++++ Text section ++++

# Pride and Teaching/Preaching



## NB3K (Nov 8, 2011)

How does one slay the pride in the inner heart? I ask this because I deal with pride. Eventhough I may not display it openly I can feel its venom in me. How do I keep pride constantly brused and in check by the Spirit of God?

I want to be the best teacher/preacher that is in my capacity according to the measure of grace poured in me. 

Is this dangerous? 

I hear this is a common problem with teachers to struggle with pride. If this is the case what is the remedy? I always remind myself "it's by grace" but if I truly believed it, than why do I keep having to tell myself this?


----------



## Wayne (Nov 8, 2011)

True humility is of course the Lord's work in your heart. The exact same situation may be used of the Lord to humble one man, while another, in rebellion, will only dig his heels deeper in his pride.

Recommended reading : Bunyan's last published work, _The Acceptable Sacrifice_. 

Also, _Gospel Fear_, by Jeremiah Burroughs.


----------



## NB3K (Nov 9, 2011)

++++ Data entries ++++

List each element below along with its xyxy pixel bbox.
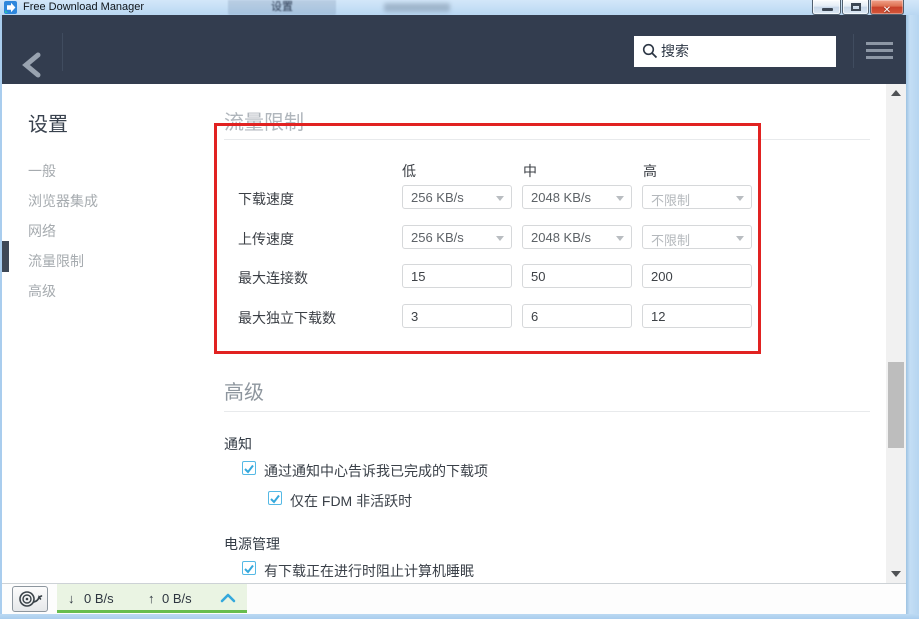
app-header bbox=[2, 15, 906, 84]
group-title-power: 电源管理 bbox=[224, 534, 280, 554]
sidebar-selection-marker bbox=[2, 241, 9, 272]
search-input[interactable] bbox=[661, 36, 831, 65]
back-button[interactable] bbox=[14, 47, 52, 83]
close-button[interactable]: ✕ bbox=[870, 0, 904, 15]
max-downloads-high-input[interactable] bbox=[642, 304, 752, 328]
window-title: Free Download Manager bbox=[23, 1, 144, 13]
upload-speed-value: 0 B/s bbox=[162, 591, 192, 606]
ghost-background-artifact bbox=[384, 3, 450, 12]
header-divider bbox=[853, 34, 854, 68]
window-frame-right bbox=[906, 15, 919, 619]
maximize-button[interactable] bbox=[842, 0, 869, 15]
download-speed-high-select[interactable]: 不限制 bbox=[642, 185, 752, 209]
minimize-icon bbox=[822, 8, 833, 11]
minimize-button[interactable] bbox=[812, 0, 841, 15]
window-frame-left bbox=[0, 15, 2, 619]
chevron-down-icon bbox=[736, 196, 744, 201]
window-body: 设置 一般 浏览器集成 网络 流量限制 高级 流量限制 低 中 高 下载速度 2… bbox=[2, 15, 906, 614]
column-header-low: 低 bbox=[402, 161, 416, 181]
upload-speed-high-select[interactable]: 不限制 bbox=[642, 225, 752, 249]
section-divider bbox=[224, 139, 870, 140]
scroll-down-icon[interactable] bbox=[891, 571, 901, 577]
max-connections-medium-input[interactable] bbox=[522, 264, 632, 288]
fdm-app-icon bbox=[4, 1, 17, 14]
download-speed-value: 0 B/s bbox=[84, 591, 114, 606]
window-frame-bottom bbox=[0, 614, 919, 619]
max-connections-low-input[interactable] bbox=[402, 264, 512, 288]
max-connections-high-input[interactable] bbox=[642, 264, 752, 288]
sidebar-item-network[interactable]: 网络 bbox=[28, 221, 178, 237]
upload-arrow-icon: ↑ bbox=[148, 591, 155, 606]
speed-panel[interactable]: ↓ 0 B/s ↑ 0 B/s bbox=[57, 584, 247, 613]
advanced-section-heading: 高级 bbox=[224, 376, 264, 405]
row-label-max-downloads: 最大独立下载数 bbox=[238, 308, 336, 328]
prevent-sleep-label[interactable]: 有下载正在进行时阻止计算机睡眠 bbox=[264, 561, 474, 581]
chevron-down-icon bbox=[616, 236, 624, 241]
menu-icon[interactable] bbox=[866, 42, 893, 59]
chevron-up-icon[interactable] bbox=[220, 592, 236, 604]
settings-heading: 设置 bbox=[28, 108, 68, 137]
chevron-down-icon bbox=[736, 236, 744, 241]
download-speed-low-select[interactable]: 256 KB/s bbox=[402, 185, 512, 209]
sidebar-item-browser[interactable]: 浏览器集成 bbox=[28, 191, 178, 207]
upload-speed-medium-select[interactable]: 2048 KB/s bbox=[522, 225, 632, 249]
row-label-download-speed: 下载速度 bbox=[238, 189, 294, 209]
traffic-section-heading: 流量限制 bbox=[224, 106, 304, 135]
checkmark-icon bbox=[243, 563, 255, 575]
upload-speed-low-select[interactable]: 256 KB/s bbox=[402, 225, 512, 249]
checkmark-icon bbox=[243, 463, 255, 475]
chevron-down-icon bbox=[616, 196, 624, 201]
maximize-icon bbox=[851, 3, 861, 11]
chevron-down-icon bbox=[496, 236, 504, 241]
scroll-up-icon[interactable] bbox=[891, 90, 901, 96]
section-divider bbox=[224, 411, 870, 412]
status-bar: ↓ 0 B/s ↑ 0 B/s bbox=[2, 583, 906, 614]
prevent-sleep-checkbox[interactable] bbox=[242, 561, 256, 575]
group-title-notifications: 通知 bbox=[224, 434, 252, 454]
title-bar: Free Download Manager 设置 ✕ bbox=[0, 0, 919, 15]
vertical-scrollbar[interactable] bbox=[886, 84, 906, 583]
snail-icon bbox=[17, 589, 43, 609]
sidebar-item-general[interactable]: 一般 bbox=[28, 161, 178, 177]
header-divider bbox=[62, 33, 63, 71]
download-arrow-icon: ↓ bbox=[68, 591, 75, 606]
search-icon bbox=[642, 43, 658, 59]
column-header-medium: 中 bbox=[523, 161, 537, 181]
notify-completed-checkbox[interactable] bbox=[242, 461, 256, 475]
max-downloads-low-input[interactable] bbox=[402, 304, 512, 328]
chevron-down-icon bbox=[496, 196, 504, 201]
search-box bbox=[634, 36, 836, 67]
checkmark-icon bbox=[269, 493, 281, 505]
notify-completed-label[interactable]: 通过通知中心告诉我已完成的下载项 bbox=[264, 461, 488, 481]
row-label-max-connections: 最大连接数 bbox=[238, 268, 308, 288]
download-speed-medium-select[interactable]: 2048 KB/s bbox=[522, 185, 632, 209]
sidebar-item-traffic[interactable]: 流量限制 bbox=[28, 251, 178, 267]
row-label-upload-speed: 上传速度 bbox=[238, 229, 294, 249]
scrollbar-thumb[interactable] bbox=[888, 362, 904, 448]
max-downloads-medium-input[interactable] bbox=[522, 304, 632, 328]
snail-mode-button[interactable] bbox=[12, 586, 48, 612]
only-when-inactive-label[interactable]: 仅在 FDM 非活跃时 bbox=[290, 491, 412, 511]
only-when-inactive-checkbox[interactable] bbox=[268, 491, 282, 505]
ghost-background-tab: 设置 bbox=[228, 0, 336, 15]
column-header-high: 高 bbox=[643, 161, 657, 181]
sidebar-item-advanced[interactable]: 高级 bbox=[28, 281, 178, 297]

++++

*Problems and tasks*.
a: In the first post of the forum thread on pride and teaching, list every sentence that ends with a question mark.
b: Write the next part of the forum thread on pride and teaching, starting with NB3K's post dated Nov 9, 2011.

*Answers to each task*.
a:
- How does one slay the pride in the inner heart?
- How do I keep pride constantly brused and in check by the Spirit of God?
- Is this dangerous?
- If this is the case what is the remedy?
- I always remind myself "it's by grace" but if I truly believed it, than why do I keep having to tell myself this?

b:
Wayne said:


> True humility is of course the Lord's work in your heart. The exact same situation may be used of the Lord to humble one man, while another, in rebellion, will only dig his heels deeper in his pride.
> 
> Recommended reading : Bunyan's last published work, _The Acceptable Sacrifice_.
> 
> Also, _Gospel Fear_, by Jeremiah Burroughs.




I may have the Bunyan book. Lemme check.


Ok I have it.

Thank you.


----------



## Notthemama1984 (Nov 9, 2011)

NB3K said:


> Eventhough I may not display it openly I can feel its venom in me.



If you have felt the venom inside, chances are that you have expressed it outwardly (even though you may not have realized it). 

Go sit down with a man of God whom you respect and talk to them about it. 

Also adding to what Wayne has said.....

The Lord's working in our hearts is only accomplished through sanctifying grace. No amount of reading of the subject can substitute you being on your knees asking God for that grace.


----------



## JBaldwin (Nov 9, 2011)

While I am not a preacher, I spend a lot of time in front of women and children teaching and instructing. Pride has also been an issue for me over the years. A few rounds of humiliation have taught me much. I still remember going to college and discovering that I was no longer on of the top in my class. Here are some things I try to remind myself when I feel pride welling up inside me. 

1) If I am gifted, then it is because God has desired to gift me. I did not receive those abilities, because I somehow deserved them or because I am better than those around me.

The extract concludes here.